What to work on: Read the listing below and copy out every line that holds "Convert".

(Figure record extracts)
_ _ _ _ _

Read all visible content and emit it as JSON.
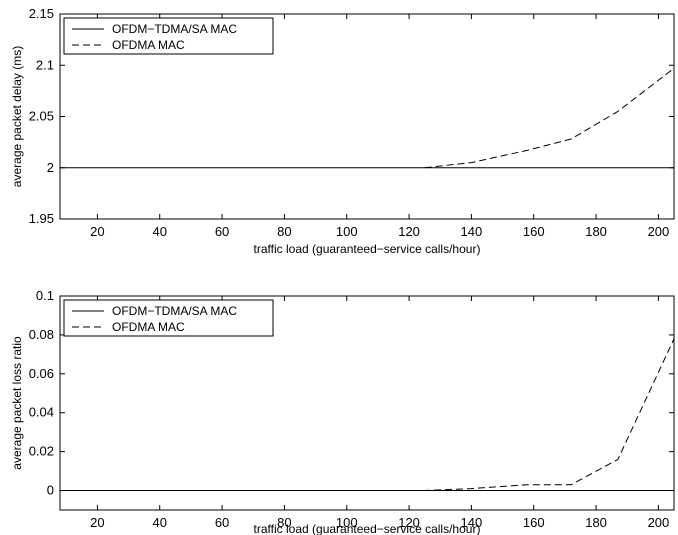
{
  "chart_data": [
    {
      "type": "line",
      "xlabel": "traffic load (guaranteed−service calls/hour)",
      "ylabel": "average packet delay (ms)",
      "xlim": [
        8,
        205
      ],
      "ylim": [
        1.95,
        2.15
      ],
      "xticks": [
        20,
        40,
        60,
        80,
        100,
        120,
        140,
        160,
        180,
        200
      ],
      "yticks": [
        1.95,
        2,
        2.05,
        2.1,
        2.15
      ],
      "ytick_labels": [
        "1.95",
        "2",
        "2.05",
        "2.1",
        "2.15"
      ],
      "grid": false,
      "legend": "top-left",
      "series": [
        {
          "name": "OFDM−TDMA/SA MAC",
          "style": "solid",
          "color": "#000000",
          "x": [
            8,
            205
          ],
          "y": [
            2.0,
            2.0
          ]
        },
        {
          "name": "OFDMA MAC",
          "style": "dashed",
          "color": "#000000",
          "x": [
            125,
            140,
            158,
            172,
            187,
            205
          ],
          "y": [
            2.0,
            2.005,
            2.017,
            2.028,
            2.055,
            2.097
          ]
        }
      ]
    },
    {
      "type": "line",
      "xlabel": "traffic load (guaranteed−service calls/hour)",
      "ylabel": "average packet loss ratio",
      "xlim": [
        8,
        205
      ],
      "ylim": [
        -0.01,
        0.1
      ],
      "xticks": [
        20,
        40,
        60,
        80,
        100,
        120,
        140,
        160,
        180,
        200
      ],
      "yticks": [
        0,
        0.02,
        0.04,
        0.06,
        0.08,
        0.1
      ],
      "ytick_labels": [
        "0",
        "0.02",
        "0.04",
        "0.06",
        "0.08",
        "0.1"
      ],
      "grid": false,
      "legend": "top-left",
      "series": [
        {
          "name": "OFDM−TDMA/SA MAC",
          "style": "solid",
          "color": "#000000",
          "x": [
            8,
            205
          ],
          "y": [
            0,
            0
          ]
        },
        {
          "name": "OFDMA MAC",
          "style": "dashed",
          "color": "#000000",
          "x": [
            8,
            125,
            140,
            158,
            172,
            187,
            205
          ],
          "y": [
            0,
            0,
            0.001,
            0.003,
            0.003,
            0.016,
            0.078
          ]
        }
      ]
    }
  ]
}
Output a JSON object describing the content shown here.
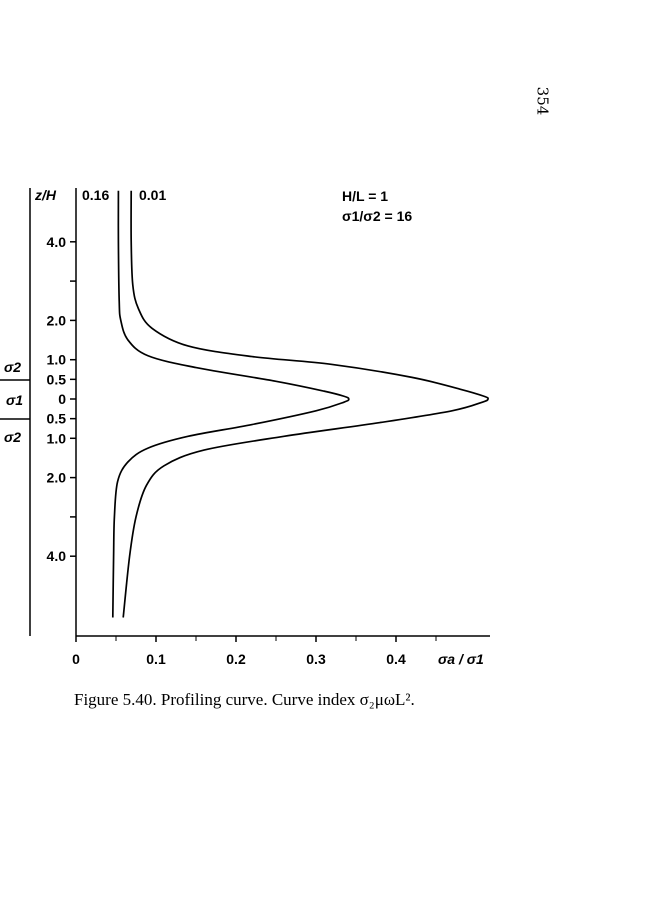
{
  "page_number": "354",
  "caption": "Figure 5.40. Profiling curve. Curve index σ₂μωL².",
  "layer_labels": [
    "σ2",
    "σ1",
    "σ2"
  ],
  "chart_data": {
    "type": "line",
    "title": "",
    "xlabel": "σa / σ1",
    "ylabel": "z/H",
    "xlim": [
      0,
      0.52
    ],
    "ylim": [
      -5.6,
      5.3
    ],
    "x_ticks": [
      {
        "value": 0,
        "label": "0"
      },
      {
        "value": 0.1,
        "label": "0.1"
      },
      {
        "value": 0.2,
        "label": "0.2"
      },
      {
        "value": 0.3,
        "label": "0.3"
      },
      {
        "value": 0.4,
        "label": "0.4"
      }
    ],
    "y_ticks": [
      {
        "value": 4,
        "label": "4.0"
      },
      {
        "value": 3,
        "label": ""
      },
      {
        "value": 2,
        "label": "2.0"
      },
      {
        "value": 1,
        "label": "1.0"
      },
      {
        "value": 0.5,
        "label": "0.5"
      },
      {
        "value": 0,
        "label": "0"
      },
      {
        "value": -0.5,
        "label": "0.5"
      },
      {
        "value": -1,
        "label": "1.0"
      },
      {
        "value": -2,
        "label": "2.0"
      },
      {
        "value": -3,
        "label": ""
      },
      {
        "value": -4,
        "label": "4.0"
      }
    ],
    "annotations": [
      "H/L = 1",
      "σ1/σ2 = 16"
    ],
    "grid": false,
    "series": [
      {
        "name": "0.16",
        "x": [
          0.053,
          0.053,
          0.054,
          0.056,
          0.065,
          0.09,
          0.15,
          0.25,
          0.31,
          0.335,
          0.341,
          0.335,
          0.3,
          0.22,
          0.14,
          0.09,
          0.065,
          0.052,
          0.048,
          0.047,
          0.046
        ],
        "y": [
          5.3,
          4,
          2.5,
          2,
          1.5,
          1.1,
          0.8,
          0.45,
          0.2,
          0.07,
          0,
          -0.08,
          -0.3,
          -0.65,
          -0.95,
          -1.25,
          -1.6,
          -2.1,
          -3,
          -4,
          -5.56
        ]
      },
      {
        "name": "0.01",
        "x": [
          0.069,
          0.069,
          0.071,
          0.078,
          0.095,
          0.14,
          0.22,
          0.32,
          0.42,
          0.48,
          0.51,
          0.515,
          0.508,
          0.47,
          0.38,
          0.26,
          0.16,
          0.11,
          0.088,
          0.075,
          0.067,
          0.059
        ],
        "y": [
          5.3,
          4,
          2.9,
          2.3,
          1.8,
          1.35,
          1.08,
          0.88,
          0.55,
          0.25,
          0.07,
          0,
          -0.08,
          -0.3,
          -0.6,
          -0.95,
          -1.3,
          -1.7,
          -2.2,
          -3,
          -4,
          -5.56
        ]
      }
    ]
  }
}
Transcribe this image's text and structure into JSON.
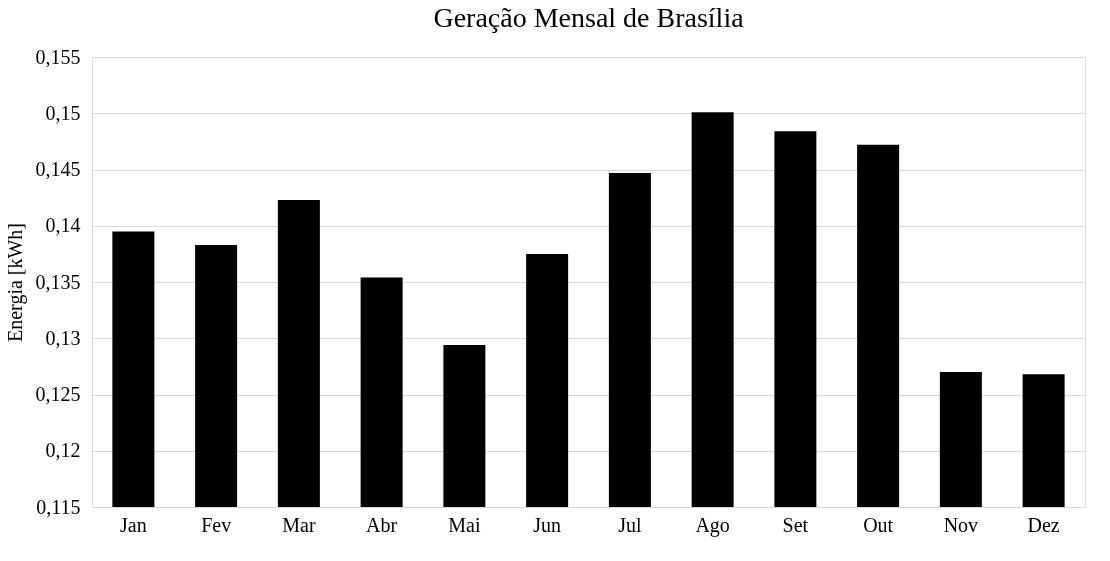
{
  "chart_data": {
    "type": "bar",
    "title": "Geração Mensal de Brasília",
    "ylabel": "Energia [kWh]",
    "categories": [
      "Jan",
      "Fev",
      "Mar",
      "Abr",
      "Mai",
      "Jun",
      "Jul",
      "Ago",
      "Set",
      "Out",
      "Nov",
      "Dez"
    ],
    "values": [
      0.1395,
      0.1383,
      0.1423,
      0.1354,
      0.1294,
      0.1375,
      0.1447,
      0.1501,
      0.1484,
      0.1472,
      0.127,
      0.1268
    ],
    "color": "#000000",
    "ylim": [
      0.115,
      0.155
    ],
    "yticks": [
      {
        "value": 0.115,
        "label": "0,115"
      },
      {
        "value": 0.12,
        "label": "0,12"
      },
      {
        "value": 0.125,
        "label": "0,125"
      },
      {
        "value": 0.13,
        "label": "0,13"
      },
      {
        "value": 0.135,
        "label": "0,135"
      },
      {
        "value": 0.14,
        "label": "0,14"
      },
      {
        "value": 0.145,
        "label": "0,145"
      },
      {
        "value": 0.15,
        "label": "0,15"
      },
      {
        "value": 0.155,
        "label": "0,155"
      }
    ],
    "grid": "y"
  }
}
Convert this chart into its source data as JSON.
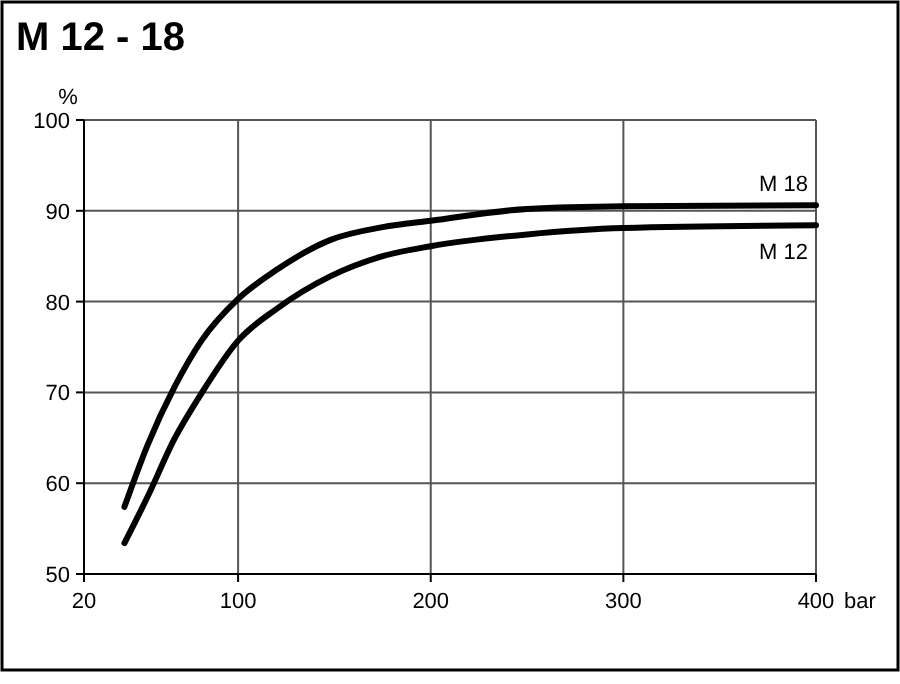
{
  "chart_data": {
    "type": "line",
    "title": "M 12 - 18",
    "ylabel": "%",
    "xlabel": "bar",
    "xlim": [
      20,
      400
    ],
    "xticks": [
      20,
      100,
      200,
      300,
      400
    ],
    "ylim": [
      50,
      100
    ],
    "yticks": [
      50,
      60,
      70,
      80,
      90,
      100
    ],
    "grid": true,
    "marker": "none",
    "line_style": "solid",
    "series": [
      {
        "name": "M 18",
        "color": "#000000",
        "x": [
          41,
          53,
          67,
          81,
          100,
          120,
          148,
          175,
          200,
          250,
          300,
          400
        ],
        "values": [
          57.4,
          64.2,
          70.6,
          75.7,
          80.3,
          83.5,
          86.8,
          88.2,
          88.9,
          90.2,
          90.5,
          90.6
        ]
      },
      {
        "name": "M 12",
        "color": "#000000",
        "x": [
          41,
          53,
          67,
          81,
          100,
          120,
          148,
          175,
          200,
          250,
          300,
          400
        ],
        "values": [
          53.4,
          58.5,
          64.9,
          69.9,
          75.7,
          79.2,
          82.8,
          85,
          86.1,
          87.4,
          88.1,
          88.4
        ]
      }
    ]
  }
}
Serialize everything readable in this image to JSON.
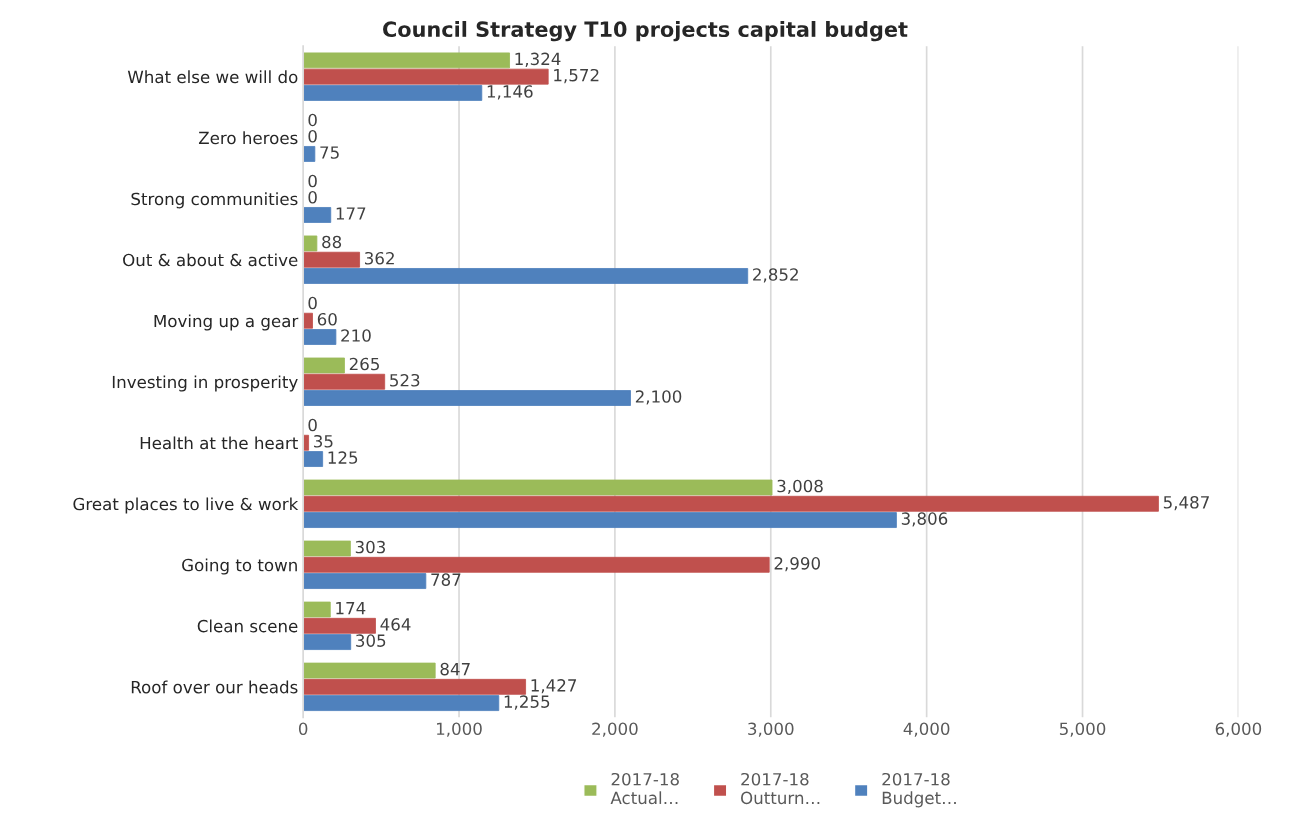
{
  "chart_data": {
    "type": "bar",
    "orientation": "horizontal",
    "title": "Council Strategy T10 projects capital budget",
    "categories": [
      "What else we will do",
      "Zero heroes",
      "Strong communities",
      "Out & about & active",
      "Moving up a gear",
      "Investing in prosperity",
      "Health at the heart",
      "Great places to live & work",
      "Going to town",
      "Clean scene",
      "Roof over our heads"
    ],
    "series": [
      {
        "name": "2017-18\nActual…",
        "color": "#9bbb59",
        "values": [
          1324,
          0,
          0,
          88,
          0,
          265,
          0,
          3008,
          303,
          174,
          847
        ],
        "value_labels": [
          "1,324",
          "0",
          "0",
          "88",
          "0",
          "265",
          "0",
          "3,008",
          "303",
          "174",
          "847"
        ]
      },
      {
        "name": "2017-18\nOutturn…",
        "color": "#c0504d",
        "values": [
          1572,
          0,
          0,
          362,
          60,
          523,
          35,
          5487,
          2990,
          464,
          1427
        ],
        "value_labels": [
          "1,572",
          "0",
          "0",
          "362",
          "60",
          "523",
          "35",
          "5,487",
          "2,990",
          "464",
          "1,427"
        ]
      },
      {
        "name": "2017-18\nBudget…",
        "color": "#4f81bd",
        "values": [
          1146,
          75,
          177,
          2852,
          210,
          2100,
          125,
          3806,
          787,
          305,
          1255
        ],
        "value_labels": [
          "1,146",
          "75",
          "177",
          "2,852",
          "210",
          "2,100",
          "125",
          "3,806",
          "787",
          "305",
          "1,255"
        ]
      }
    ],
    "xlim": [
      0,
      6000
    ],
    "xticks": [
      0,
      {
        "value": 1000,
        "label": "1,000"
      },
      {
        "value": 2000,
        "label": "2,000"
      },
      {
        "value": 3000,
        "label": "3,000"
      },
      {
        "value": 4000,
        "label": "4,000"
      },
      {
        "value": 5000,
        "label": "5,000"
      },
      {
        "value": 6000,
        "label": "6,000"
      }
    ],
    "grid": "x",
    "legend": "bottom"
  }
}
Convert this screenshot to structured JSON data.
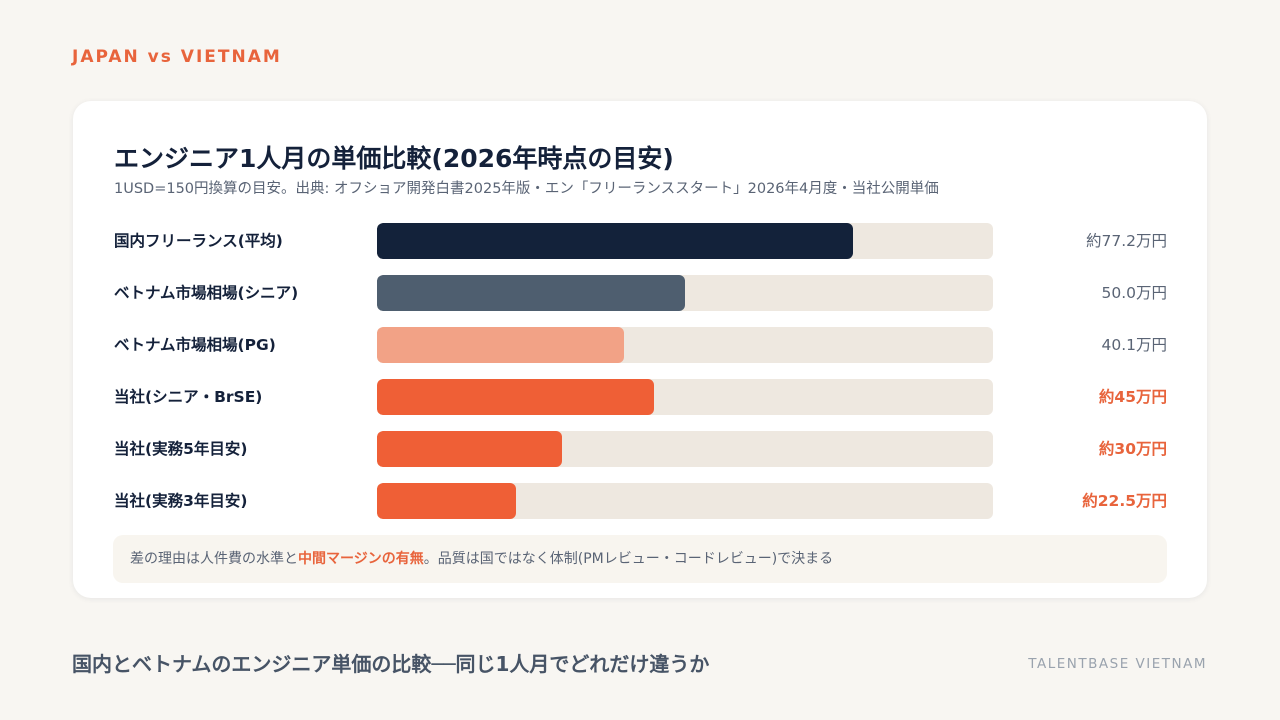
{
  "eyebrow": "JAPAN vs VIETNAM",
  "chart_data": {
    "type": "bar",
    "orientation": "horizontal",
    "title": "エンジニア1人月の単価比較(2026年時点の目安)",
    "subtitle": "1USD=150円換算の目安。出典: オフショア開発白書2025年版・エン「フリーランススタート」2026年4月度・当社公開単価",
    "unit": "万円",
    "xlim": [
      0,
      100
    ],
    "categories": [
      "国内フリーランス(平均)",
      "ベトナム市場相場(シニア)",
      "ベトナム市場相場(PG)",
      "当社(シニア・BrSE)",
      "当社(実務5年目安)",
      "当社(実務3年目安)"
    ],
    "values": [
      77.2,
      50.0,
      40.1,
      45,
      30,
      22.5
    ],
    "value_labels": [
      "約77.2万円",
      "50.0万円",
      "40.1万円",
      "約45万円",
      "約30万円",
      "約22.5万円"
    ],
    "colors": [
      "#13223a",
      "#4e5e6f",
      "#f2a286",
      "#ef5f36",
      "#ef5f36",
      "#ef5f36"
    ],
    "highlight": [
      false,
      false,
      false,
      true,
      true,
      true
    ]
  },
  "note": {
    "before": "差の理由は人件費の水準と",
    "emphasis": "中間マージンの有無",
    "after": "。品質は国ではなく体制(PMレビュー・コードレビュー)で決まる"
  },
  "footer": {
    "title": "国内とベトナムのエンジニア単価の比較──同じ1人月でどれだけ違うか",
    "brand": "TALENTBASE VIETNAM"
  }
}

_ _ _ _ _

Exercise response:
Convert this chart into its source data as JSON.
Convert this screenshot to structured JSON data.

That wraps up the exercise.